Trecho selecionado:
..........
O Afeganistão e a grande falha na doutrina de contra-insurgência dos EUA


Por Michael Shurkin, The Hill, 25 de agosto de 2021.

Tradução Filipe do A. Monteiro, 25 de agosto de 2021.

Enquanto lutamos para entender o fracasso americano no Afeganistão, um elemento importante que deve ser incluído na discussão é uma falha fundamental no cerne da doutrina da contra-insurgência (counterinsurgencyCOIN) americana. Essa doutrina tem raízes históricas que remontam às Guerras Indígenas e às Filipinas. Mas em sua versão contemporânea, a doutrina COIN americana é quase sinônimo do Manual de Campanha 3-24 (Field Manual 3-24, FM 3-24) do Exército dos EUA, publicado originalmente em 2006 sob o imprimatur do General David Petraeus. Petraeus, por sua vez, inspirou-se fortemente na doutrina COIN francesa, que por sua vez tem raízes nas aventuras coloniais do fin-de-siècle da França, mas alcançou sua expressão máxima na Guerra da Argélia (1954-1962). E é precisamente aí que reside o problema.

A inspiração direta de Petraeus foi o tenente-coronel francês David Galula (1919-1967), que não foi o único oficial francês a desenvolver a doutrina COIN na década de 1950 e nem mesmo necessariamente o melhor, mas foi o único que escreveu em inglês. Galula escreveu de forma convincente sobre a necessidade de fornecer segurança às populações locais e minimizar as operações de combate em favor dos esforços de corações e mentes.

Contre-Insurrection: Théorie et pratique.
David Galula.

Galula fez com que seus homens se integrassem nas comunidades locais; ele conquistou a confiança dos aldeões e conseguiu mobilizar os moradores locais para fornecer segurança e isolar os insurgentes. Ele não lutou muito e criticou o que os americanos mais tarde chamariam de operações "cinéticas" como improváveis de alcançarem resultados significativos. Há uma linha direta de suas ideias com as de Petraeus e, mais tarde, com a direção que o General Stanley McChrystal deu enquanto estava no comando no Afeganistão.
..........
Enunciado proposto A:
Segundo o texto sobre a doutrina de contra-insurgência dos EUA, em que ano foi publicado originalmente o Manual de Campanha 3-24?
Enunciado proposto B:
Edite o texto sobre a doutrina de contra-insurgência dos EUA de "Tradução Filipe do" até "reside o problema.", inclusive, trocando "fracasso" por "revés".

Trecho de dados:
..........
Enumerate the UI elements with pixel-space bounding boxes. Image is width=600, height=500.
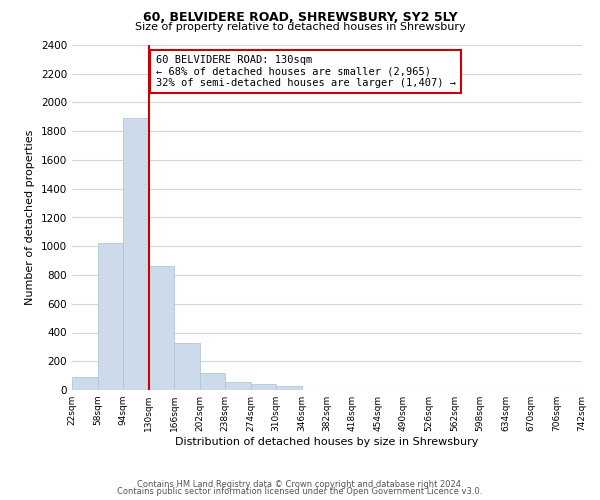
..........
Resultado da tarefa A:
Em 2006.

Resultado da tarefa B:
Tradução Filipe do A. Monteiro, 25 de agosto de 2021.

Enquanto lutamos para entender o revés americano no Afeganistão, um elemento importante que deve ser incluído na discussão é uma falha fundamental no cerne da doutrina da contra-insurgência (counterinsurgencyCOIN) americana. Essa doutrina tem raízes históricas que remontam às Guerras Indígenas e às Filipinas. Mas em sua versão contemporânea, a doutrina COIN americana é quase sinônimo do Manual de Campanha 3-24 (Field Manual 3-24, FM 3-24) do Exército dos EUA, publicado originalmente em 2006 sob o imprimatur do General David Petraeus. Petraeus, por sua vez, inspirou-se fortemente na doutrina COIN francesa, que por sua vez tem raízes nas aventuras coloniais do fin-de-siècle da França, mas alcançou sua expressão máxima na Guerra da Argélia (1954-1962). E é precisamente aí que reside o problema.